**Activités**.
a: Traduisez en anglais cette phrase de l'extrait sur la Moldavie : « Confrontée à l’interruption des livraisons de gaz, Chisinau s’est tournée vers la Roumanie voisine qui lui fournit désormais de l’électricité, entraînant un quasi doublement du prix pour les ménages. »
b: Recopiez le passage de l'extrait sur la Moldavie qui commence aux mots « Confrontée à l’interruption » et s'arrête après « à son encontre. ».
c: Prolongez l'extrait sur la Moldavie à partir de sa dernière phrase.

**Extrait à lire**.
= = = = = = =

Sur l’autre rive du Dniestr, la ville de Copanca vit de longues heures dans le noir en raison du manque d’électricité produite par la centrale thermique au gaz située en Transnistrie. Mais lorsque les tractopelles sont arrivées pour commencer les travaux de connexion avec le reste de la Moldavie, la population a protesté. “Nous ne voulons pas de votre aide!” » ont crié des dizaines d’habitants. À la mi-janvier, ils avaient réservé un accueil peu cordial à Maia Sandu, qui était en visite sur place. « Laissez-nous tranquilles », ont-ils crié, affirmant qu’ils refusaient des prix « européens » plus élevés.

« Une influence extérieure »

Confrontée à l’interruption des livraisons de gaz, Chisinau s’est tournée vers la Roumanie voisine qui lui fournit désormais de l’électricité, entraînant un quasi doublement du prix pour les ménages. Le ministre Serebrian pointe « l’influence extérieure », les manifestations « orchestrées pour semer la confusion, le chaos, nuire une fois de plus à l’image du gouvernement moldave ». Et au-delà, déstabiliser le contexte régional avant d’éventuelles « discussions sur la paix en Ukraine ». Des allégations rejetées par Moscou, offensée par les « attaques de propagande » à son encontre.

= = = = = = =

**Données extraites**.

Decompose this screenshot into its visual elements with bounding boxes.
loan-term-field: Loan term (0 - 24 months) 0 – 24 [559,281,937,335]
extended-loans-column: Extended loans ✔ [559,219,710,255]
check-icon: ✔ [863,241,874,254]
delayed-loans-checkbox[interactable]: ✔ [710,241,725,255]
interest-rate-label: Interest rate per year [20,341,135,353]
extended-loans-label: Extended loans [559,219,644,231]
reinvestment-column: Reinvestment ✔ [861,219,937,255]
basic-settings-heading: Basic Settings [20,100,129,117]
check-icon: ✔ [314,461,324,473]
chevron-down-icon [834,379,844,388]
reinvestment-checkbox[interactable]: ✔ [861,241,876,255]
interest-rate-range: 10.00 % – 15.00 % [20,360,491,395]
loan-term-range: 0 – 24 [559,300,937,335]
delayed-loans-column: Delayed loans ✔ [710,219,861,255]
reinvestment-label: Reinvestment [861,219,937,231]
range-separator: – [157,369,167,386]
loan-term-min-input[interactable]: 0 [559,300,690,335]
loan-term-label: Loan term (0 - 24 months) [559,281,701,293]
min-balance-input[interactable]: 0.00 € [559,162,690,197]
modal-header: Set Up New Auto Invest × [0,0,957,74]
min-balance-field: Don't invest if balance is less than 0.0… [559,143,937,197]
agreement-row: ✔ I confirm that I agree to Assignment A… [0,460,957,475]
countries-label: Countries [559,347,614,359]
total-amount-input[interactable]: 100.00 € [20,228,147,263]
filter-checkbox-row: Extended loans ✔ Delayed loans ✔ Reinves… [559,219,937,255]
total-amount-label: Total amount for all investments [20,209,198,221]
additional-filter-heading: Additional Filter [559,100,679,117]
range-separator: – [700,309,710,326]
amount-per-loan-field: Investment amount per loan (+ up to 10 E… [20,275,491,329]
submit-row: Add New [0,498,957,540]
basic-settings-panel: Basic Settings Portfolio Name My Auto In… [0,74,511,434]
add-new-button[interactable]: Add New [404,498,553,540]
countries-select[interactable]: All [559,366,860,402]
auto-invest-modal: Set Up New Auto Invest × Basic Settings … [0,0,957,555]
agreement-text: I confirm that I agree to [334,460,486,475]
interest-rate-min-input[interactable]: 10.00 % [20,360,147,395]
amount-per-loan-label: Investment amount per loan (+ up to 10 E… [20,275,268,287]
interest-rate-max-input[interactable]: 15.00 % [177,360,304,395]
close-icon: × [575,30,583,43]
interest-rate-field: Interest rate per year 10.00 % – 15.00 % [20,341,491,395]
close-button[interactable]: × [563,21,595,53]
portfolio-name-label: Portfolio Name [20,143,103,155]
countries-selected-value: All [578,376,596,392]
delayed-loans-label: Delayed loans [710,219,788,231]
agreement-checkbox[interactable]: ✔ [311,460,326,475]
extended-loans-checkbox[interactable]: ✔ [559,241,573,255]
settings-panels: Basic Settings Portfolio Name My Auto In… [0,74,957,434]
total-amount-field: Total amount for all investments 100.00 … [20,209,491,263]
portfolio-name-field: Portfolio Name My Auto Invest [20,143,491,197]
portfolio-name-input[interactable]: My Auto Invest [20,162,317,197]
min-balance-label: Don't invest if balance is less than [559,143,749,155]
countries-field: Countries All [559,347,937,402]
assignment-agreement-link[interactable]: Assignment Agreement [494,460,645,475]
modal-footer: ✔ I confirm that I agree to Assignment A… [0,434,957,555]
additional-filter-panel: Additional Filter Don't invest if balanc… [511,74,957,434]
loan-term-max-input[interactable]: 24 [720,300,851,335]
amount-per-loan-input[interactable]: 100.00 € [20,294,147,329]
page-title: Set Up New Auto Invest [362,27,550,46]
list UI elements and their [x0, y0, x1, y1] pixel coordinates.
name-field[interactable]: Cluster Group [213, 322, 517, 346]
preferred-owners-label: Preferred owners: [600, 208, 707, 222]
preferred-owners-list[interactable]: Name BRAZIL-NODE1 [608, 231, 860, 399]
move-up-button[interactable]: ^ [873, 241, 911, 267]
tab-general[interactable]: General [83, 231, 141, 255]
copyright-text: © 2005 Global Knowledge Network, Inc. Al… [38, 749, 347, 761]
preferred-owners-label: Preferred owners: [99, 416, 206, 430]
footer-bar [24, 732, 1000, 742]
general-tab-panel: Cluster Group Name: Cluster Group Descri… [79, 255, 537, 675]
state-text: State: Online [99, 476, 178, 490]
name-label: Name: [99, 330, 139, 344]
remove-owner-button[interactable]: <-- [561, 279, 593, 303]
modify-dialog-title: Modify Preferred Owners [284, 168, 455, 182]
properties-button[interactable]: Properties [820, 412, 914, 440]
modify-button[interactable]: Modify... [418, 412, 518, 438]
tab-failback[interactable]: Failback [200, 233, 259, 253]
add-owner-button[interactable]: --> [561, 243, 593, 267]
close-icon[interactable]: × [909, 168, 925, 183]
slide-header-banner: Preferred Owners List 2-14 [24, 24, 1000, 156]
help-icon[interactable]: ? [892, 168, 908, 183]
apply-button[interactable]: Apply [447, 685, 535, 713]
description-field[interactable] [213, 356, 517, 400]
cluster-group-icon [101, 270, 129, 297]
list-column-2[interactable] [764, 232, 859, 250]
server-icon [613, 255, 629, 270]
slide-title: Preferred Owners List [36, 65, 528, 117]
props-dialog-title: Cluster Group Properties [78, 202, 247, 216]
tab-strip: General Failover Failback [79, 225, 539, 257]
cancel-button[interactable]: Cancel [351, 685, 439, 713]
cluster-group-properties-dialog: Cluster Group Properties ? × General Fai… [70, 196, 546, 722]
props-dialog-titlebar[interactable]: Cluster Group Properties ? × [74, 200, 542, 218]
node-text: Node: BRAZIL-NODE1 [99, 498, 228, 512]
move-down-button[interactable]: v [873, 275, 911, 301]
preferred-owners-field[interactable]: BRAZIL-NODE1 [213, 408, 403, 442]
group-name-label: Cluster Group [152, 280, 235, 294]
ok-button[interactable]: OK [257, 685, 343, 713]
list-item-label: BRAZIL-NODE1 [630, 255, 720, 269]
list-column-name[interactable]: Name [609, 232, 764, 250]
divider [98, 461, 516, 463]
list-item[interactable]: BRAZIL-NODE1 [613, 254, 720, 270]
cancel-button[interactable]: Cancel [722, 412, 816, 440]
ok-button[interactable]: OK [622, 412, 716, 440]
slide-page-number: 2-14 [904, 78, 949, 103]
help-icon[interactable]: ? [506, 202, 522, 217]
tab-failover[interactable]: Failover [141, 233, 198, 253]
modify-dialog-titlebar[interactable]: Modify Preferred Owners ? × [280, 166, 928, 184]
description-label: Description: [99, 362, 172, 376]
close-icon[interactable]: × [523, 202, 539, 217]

= = = = = = =

**Vos réponses**.
a: Faced with the interruption of gas deliveries, Chisinau turned to neighboring Romania, which now supplies it with electricity, resulting in a near doubling of the price for households.

b:
Confrontée à l’interruption des livraisons de gaz, Chisinau s’est tournée vers la Roumanie voisine qui lui fournit désormais de l’électricité, entraînant un quasi doublement du prix pour les ménages. Le ministre Serebrian pointe « l’influence extérieure », les manifestations « orchestrées pour semer la confusion, le chaos, nuire une fois de plus à l’image du gouvernement moldave ». Et au-delà, déstabiliser le contexte régional avant d’éventuelles « discussions sur la paix en Ukraine ». Des allégations rejetées par Moscou, offensée par les « attaques de propagande » à son encontre.

c:
“Les deux camps sont coupables, aucun ne veut s’incliner”, réagit Sergiu Sava, 55 ans, agent de sécurité dans une banque de Cocieri.

« Mieux vaut être sans gaz ni électricité que d’être en guerre. Nous y arriverons », ajoute-t-il sur un ton philosophique.

En attendant, il faudra être patient. A Varnita, les passants se déplacent lampes de poche à la main et de nombreux magasins sont plongés dans le noir. Valentina Gora, 65 ans, vend des œufs et du pain aux clients à la lumière de son téléphone. « On a l’impression d’être à l’âge de pierre. Oui, nous voulons rejoindre l’Europe mais pas dans ces conditions », soupire-t-elle, lassée de voir son pays constamment tiraillé entre l’Occident et la Russie. « Peu m’importe de savoir quel camp résoudra la crise, mais nous devons trouver une solution », dit-elle.